## [Information supplied]
* * * * *
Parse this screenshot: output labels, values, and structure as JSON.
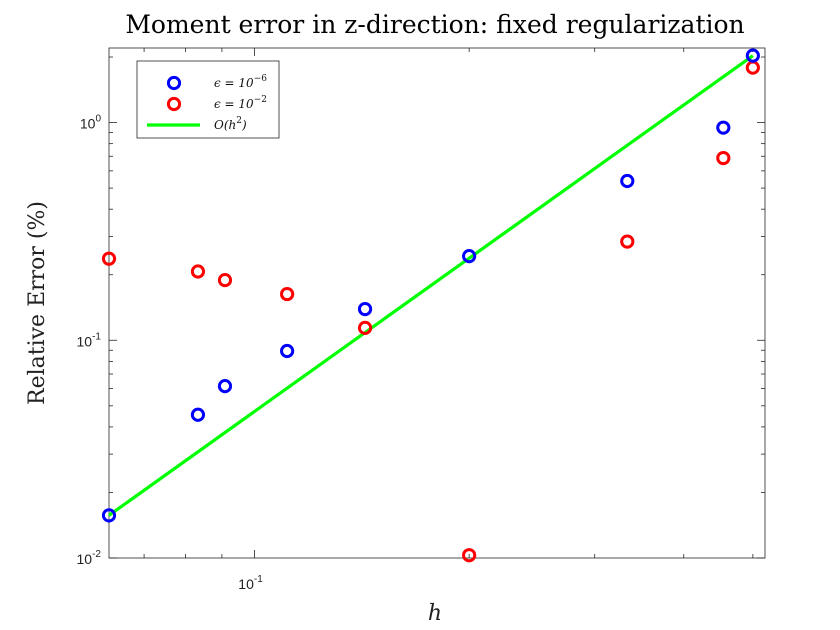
{
  "chart_data": {
    "type": "scatter",
    "title": "Moment error in z-direction: fixed regularization",
    "xlabel": "h",
    "ylabel": "Relative Error (%)",
    "xscale": "log",
    "yscale": "log",
    "xlim": [
      0.0625,
      0.52
    ],
    "ylim": [
      0.01,
      2.2
    ],
    "x_ticks": [
      {
        "value": 0.1,
        "base": "10",
        "exp": "-1"
      }
    ],
    "y_ticks": [
      {
        "value": 0.01,
        "base": "10",
        "exp": "-2"
      },
      {
        "value": 0.1,
        "base": "10",
        "exp": "-1"
      },
      {
        "value": 1,
        "base": "10",
        "exp": "0"
      }
    ],
    "grid": false,
    "legend_position": "top-left",
    "series": [
      {
        "name": "ε = 10^{-6}",
        "legend_main": "ϵ = 10",
        "legend_exp": "−6",
        "marker": "circle",
        "color": "#0000ff",
        "x": [
          0.0625,
          0.0833,
          0.0909,
          0.1111,
          0.1429,
          0.2,
          0.3333,
          0.4545,
          0.5
        ],
        "y": [
          0.0157,
          0.0455,
          0.0616,
          0.0893,
          0.1391,
          0.2435,
          0.5391,
          0.9474,
          2.029
        ]
      },
      {
        "name": "ε = 10^{-2}",
        "legend_main": "ϵ = 10",
        "legend_exp": "−2",
        "marker": "circle",
        "color": "#ff0000",
        "x": [
          0.0625,
          0.0833,
          0.0909,
          0.1111,
          0.1429,
          0.2,
          0.3333,
          0.4545,
          0.5
        ],
        "y": [
          0.237,
          0.207,
          0.189,
          0.163,
          0.114,
          0.0103,
          0.284,
          0.687,
          1.787
        ]
      },
      {
        "name": "O(h^2)",
        "legend_main": "O(h",
        "legend_exp": "2",
        "legend_tail": ")",
        "marker": "line",
        "color": "#00ff00",
        "x": [
          0.0625,
          0.5
        ],
        "y": [
          0.0157,
          2.029
        ]
      }
    ]
  }
}
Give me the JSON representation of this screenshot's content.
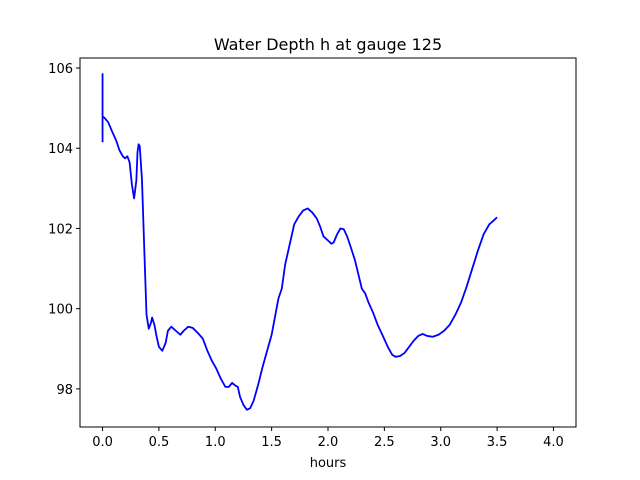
{
  "chart_data": {
    "type": "line",
    "title": "Water Depth h at gauge 125",
    "xlabel": "hours",
    "ylabel": "",
    "xlim": [
      -0.2,
      4.2
    ],
    "ylim": [
      97.05,
      106.25
    ],
    "x_ticks": [
      0.0,
      0.5,
      1.0,
      1.5,
      2.0,
      2.5,
      3.0,
      3.5,
      4.0
    ],
    "x_tick_labels": [
      "0.0",
      "0.5",
      "1.0",
      "1.5",
      "2.0",
      "2.5",
      "3.0",
      "3.5",
      "4.0"
    ],
    "y_ticks": [
      98,
      100,
      102,
      104,
      106
    ],
    "y_tick_labels": [
      "98",
      "100",
      "102",
      "104",
      "106"
    ],
    "grid": false,
    "legend": "none",
    "series": [
      {
        "color": "#0000ff",
        "points": [
          [
            0.0,
            104.15
          ],
          [
            0.0,
            105.85
          ],
          [
            0.0,
            104.8
          ],
          [
            0.02,
            104.75
          ],
          [
            0.05,
            104.65
          ],
          [
            0.08,
            104.45
          ],
          [
            0.12,
            104.2
          ],
          [
            0.15,
            103.95
          ],
          [
            0.18,
            103.8
          ],
          [
            0.2,
            103.75
          ],
          [
            0.22,
            103.8
          ],
          [
            0.24,
            103.65
          ],
          [
            0.26,
            103.1
          ],
          [
            0.28,
            102.75
          ],
          [
            0.3,
            103.2
          ],
          [
            0.31,
            103.9
          ],
          [
            0.32,
            104.1
          ],
          [
            0.33,
            104.05
          ],
          [
            0.35,
            103.2
          ],
          [
            0.37,
            101.5
          ],
          [
            0.39,
            99.85
          ],
          [
            0.41,
            99.5
          ],
          [
            0.43,
            99.65
          ],
          [
            0.44,
            99.78
          ],
          [
            0.46,
            99.6
          ],
          [
            0.48,
            99.3
          ],
          [
            0.5,
            99.05
          ],
          [
            0.53,
            98.95
          ],
          [
            0.56,
            99.15
          ],
          [
            0.58,
            99.45
          ],
          [
            0.61,
            99.55
          ],
          [
            0.65,
            99.45
          ],
          [
            0.69,
            99.35
          ],
          [
            0.72,
            99.45
          ],
          [
            0.76,
            99.55
          ],
          [
            0.8,
            99.52
          ],
          [
            0.85,
            99.38
          ],
          [
            0.89,
            99.25
          ],
          [
            0.93,
            98.95
          ],
          [
            0.97,
            98.7
          ],
          [
            1.01,
            98.5
          ],
          [
            1.05,
            98.25
          ],
          [
            1.09,
            98.05
          ],
          [
            1.12,
            98.05
          ],
          [
            1.15,
            98.15
          ],
          [
            1.18,
            98.08
          ],
          [
            1.2,
            98.05
          ],
          [
            1.22,
            97.8
          ],
          [
            1.25,
            97.6
          ],
          [
            1.28,
            97.48
          ],
          [
            1.31,
            97.52
          ],
          [
            1.34,
            97.7
          ],
          [
            1.38,
            98.1
          ],
          [
            1.42,
            98.55
          ],
          [
            1.46,
            98.95
          ],
          [
            1.5,
            99.35
          ],
          [
            1.53,
            99.8
          ],
          [
            1.56,
            100.25
          ],
          [
            1.59,
            100.5
          ],
          [
            1.62,
            101.1
          ],
          [
            1.66,
            101.6
          ],
          [
            1.7,
            102.1
          ],
          [
            1.74,
            102.3
          ],
          [
            1.78,
            102.45
          ],
          [
            1.82,
            102.5
          ],
          [
            1.86,
            102.4
          ],
          [
            1.9,
            102.25
          ],
          [
            1.93,
            102.05
          ],
          [
            1.96,
            101.8
          ],
          [
            2.0,
            101.7
          ],
          [
            2.03,
            101.62
          ],
          [
            2.05,
            101.65
          ],
          [
            2.08,
            101.85
          ],
          [
            2.11,
            102.0
          ],
          [
            2.14,
            101.98
          ],
          [
            2.17,
            101.8
          ],
          [
            2.2,
            101.55
          ],
          [
            2.24,
            101.2
          ],
          [
            2.27,
            100.85
          ],
          [
            2.3,
            100.5
          ],
          [
            2.33,
            100.38
          ],
          [
            2.36,
            100.15
          ],
          [
            2.4,
            99.9
          ],
          [
            2.44,
            99.6
          ],
          [
            2.49,
            99.3
          ],
          [
            2.53,
            99.05
          ],
          [
            2.57,
            98.85
          ],
          [
            2.6,
            98.8
          ],
          [
            2.64,
            98.82
          ],
          [
            2.68,
            98.9
          ],
          [
            2.72,
            99.05
          ],
          [
            2.76,
            99.2
          ],
          [
            2.8,
            99.32
          ],
          [
            2.84,
            99.37
          ],
          [
            2.88,
            99.32
          ],
          [
            2.93,
            99.3
          ],
          [
            2.98,
            99.35
          ],
          [
            3.03,
            99.45
          ],
          [
            3.08,
            99.6
          ],
          [
            3.13,
            99.85
          ],
          [
            3.18,
            100.15
          ],
          [
            3.23,
            100.55
          ],
          [
            3.28,
            101.0
          ],
          [
            3.33,
            101.45
          ],
          [
            3.38,
            101.85
          ],
          [
            3.43,
            102.1
          ],
          [
            3.47,
            102.2
          ],
          [
            3.5,
            102.28
          ]
        ]
      }
    ]
  }
}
* * * * *
## [Objective]
Without the pictures, retype the whole of the material above exactly.

## [Answer to the task]
Parse this screenshot: output labels, values, and structure as JSON.
{
  "chart_data": {
    "type": "scatter",
    "title": "Moment error in z-direction: fixed regularization",
    "xlabel": "h",
    "ylabel": "Relative Error (%)",
    "xscale": "log",
    "yscale": "log",
    "xlim": [
      0.0625,
      0.52
    ],
    "ylim": [
      0.01,
      2.2
    ],
    "x_ticks": [
      {
        "value": 0.1,
        "base": "10",
        "exp": "-1"
      }
    ],
    "y_ticks": [
      {
        "value": 0.01,
        "base": "10",
        "exp": "-2"
      },
      {
        "value": 0.1,
        "base": "10",
        "exp": "-1"
      },
      {
        "value": 1,
        "base": "10",
        "exp": "0"
      }
    ],
    "grid": false,
    "legend_position": "top-left",
    "series": [
      {
        "name": "ε = 10^{-6}",
        "legend_main": "ϵ = 10",
        "legend_exp": "−6",
        "marker": "circle",
        "color": "#0000ff",
        "x": [
          0.0625,
          0.0833,
          0.0909,
          0.1111,
          0.1429,
          0.2,
          0.3333,
          0.4545,
          0.5
        ],
        "y": [
          0.0157,
          0.0455,
          0.0616,
          0.0893,
          0.1391,
          0.2435,
          0.5391,
          0.9474,
          2.029
        ]
      },
      {
        "name": "ε = 10^{-2}",
        "legend_main": "ϵ = 10",
        "legend_exp": "−2",
        "marker": "circle",
        "color": "#ff0000",
        "x": [
          0.0625,
          0.0833,
          0.0909,
          0.1111,
          0.1429,
          0.2,
          0.3333,
          0.4545,
          0.5
        ],
        "y": [
          0.237,
          0.207,
          0.189,
          0.163,
          0.114,
          0.0103,
          0.284,
          0.687,
          1.787
        ]
      },
      {
        "name": "O(h^2)",
        "legend_main": "O(h",
        "legend_exp": "2",
        "legend_tail": ")",
        "marker": "line",
        "color": "#00ff00",
        "x": [
          0.0625,
          0.5
        ],
        "y": [
          0.0157,
          2.029
        ]
      }
    ]
  }
}
Give me the JSON representation of this screenshot's content.
{
  "chart_data": {
    "type": "line",
    "title": "Water Depth h at gauge 125",
    "xlabel": "hours",
    "ylabel": "",
    "xlim": [
      -0.2,
      4.2
    ],
    "ylim": [
      97.05,
      106.25
    ],
    "x_ticks": [
      0.0,
      0.5,
      1.0,
      1.5,
      2.0,
      2.5,
      3.0,
      3.5,
      4.0
    ],
    "x_tick_labels": [
      "0.0",
      "0.5",
      "1.0",
      "1.5",
      "2.0",
      "2.5",
      "3.0",
      "3.5",
      "4.0"
    ],
    "y_ticks": [
      98,
      100,
      102,
      104,
      106
    ],
    "y_tick_labels": [
      "98",
      "100",
      "102",
      "104",
      "106"
    ],
    "grid": false,
    "legend": "none",
    "series": [
      {
        "color": "#0000ff",
        "points": [
          [
            0.0,
            104.15
          ],
          [
            0.0,
            105.85
          ],
          [
            0.0,
            104.8
          ],
          [
            0.02,
            104.75
          ],
          [
            0.05,
            104.65
          ],
          [
            0.08,
            104.45
          ],
          [
            0.12,
            104.2
          ],
          [
            0.15,
            103.95
          ],
          [
            0.18,
            103.8
          ],
          [
            0.2,
            103.75
          ],
          [
            0.22,
            103.8
          ],
          [
            0.24,
            103.65
          ],
          [
            0.26,
            103.1
          ],
          [
            0.28,
            102.75
          ],
          [
            0.3,
            103.2
          ],
          [
            0.31,
            103.9
          ],
          [
            0.32,
            104.1
          ],
          [
            0.33,
            104.05
          ],
          [
            0.35,
            103.2
          ],
          [
            0.37,
            101.5
          ],
          [
            0.39,
            99.85
          ],
          [
            0.41,
            99.5
          ],
          [
            0.43,
            99.65
          ],
          [
            0.44,
            99.78
          ],
          [
            0.46,
            99.6
          ],
          [
            0.48,
            99.3
          ],
          [
            0.5,
            99.05
          ],
          [
            0.53,
            98.95
          ],
          [
            0.56,
            99.15
          ],
          [
            0.58,
            99.45
          ],
          [
            0.61,
            99.55
          ],
          [
            0.65,
            99.45
          ],
          [
            0.69,
            99.35
          ],
          [
            0.72,
            99.45
          ],
          [
            0.76,
            99.55
          ],
          [
            0.8,
            99.52
          ],
          [
            0.85,
            99.38
          ],
          [
            0.89,
            99.25
          ],
          [
            0.93,
            98.95
          ],
          [
            0.97,
            98.7
          ],
          [
            1.01,
            98.5
          ],
          [
            1.05,
            98.25
          ],
          [
            1.09,
            98.05
          ],
          [
            1.12,
            98.05
          ],
          [
            1.15,
            98.15
          ],
          [
            1.18,
            98.08
          ],
          [
            1.2,
            98.05
          ],
          [
            1.22,
            97.8
          ],
          [
            1.25,
            97.6
          ],
          [
            1.28,
            97.48
          ],
          [
            1.31,
            97.52
          ],
          [
            1.34,
            97.7
          ],
          [
            1.38,
            98.1
          ],
          [
            1.42,
            98.55
          ],
          [
            1.46,
            98.95
          ],
          [
            1.5,
            99.35
          ],
          [
            1.53,
            99.8
          ],
          [
            1.56,
            100.25
          ],
          [
            1.59,
            100.5
          ],
          [
            1.62,
            101.1
          ],
          [
            1.66,
            101.6
          ],
          [
            1.7,
            102.1
          ],
          [
            1.74,
            102.3
          ],
          [
            1.78,
            102.45
          ],
          [
            1.82,
            102.5
          ],
          [
            1.86,
            102.4
          ],
          [
            1.9,
            102.25
          ],
          [
            1.93,
            102.05
          ],
          [
            1.96,
            101.8
          ],
          [
            2.0,
            101.7
          ],
          [
            2.03,
            101.62
          ],
          [
            2.05,
            101.65
          ],
          [
            2.08,
            101.85
          ],
          [
            2.11,
            102.0
          ],
          [
            2.14,
            101.98
          ],
          [
            2.17,
            101.8
          ],
          [
            2.2,
            101.55
          ],
          [
            2.24,
            101.2
          ],
          [
            2.27,
            100.85
          ],
          [
            2.3,
            100.5
          ],
          [
            2.33,
            100.38
          ],
          [
            2.36,
            100.15
          ],
          [
            2.4,
            99.9
          ],
          [
            2.44,
            99.6
          ],
          [
            2.49,
            99.3
          ],
          [
            2.53,
            99.05
          ],
          [
            2.57,
            98.85
          ],
          [
            2.6,
            98.8
          ],
          [
            2.64,
            98.82
          ],
          [
            2.68,
            98.9
          ],
          [
            2.72,
            99.05
          ],
          [
            2.76,
            99.2
          ],
          [
            2.8,
            99.32
          ],
          [
            2.84,
            99.37
          ],
          [
            2.88,
            99.32
          ],
          [
            2.93,
            99.3
          ],
          [
            2.98,
            99.35
          ],
          [
            3.03,
            99.45
          ],
          [
            3.08,
            99.6
          ],
          [
            3.13,
            99.85
          ],
          [
            3.18,
            100.15
          ],
          [
            3.23,
            100.55
          ],
          [
            3.28,
            101.0
          ],
          [
            3.33,
            101.45
          ],
          [
            3.38,
            101.85
          ],
          [
            3.43,
            102.1
          ],
          [
            3.47,
            102.2
          ],
          [
            3.5,
            102.28
          ]
        ]
      }
    ]
  }
}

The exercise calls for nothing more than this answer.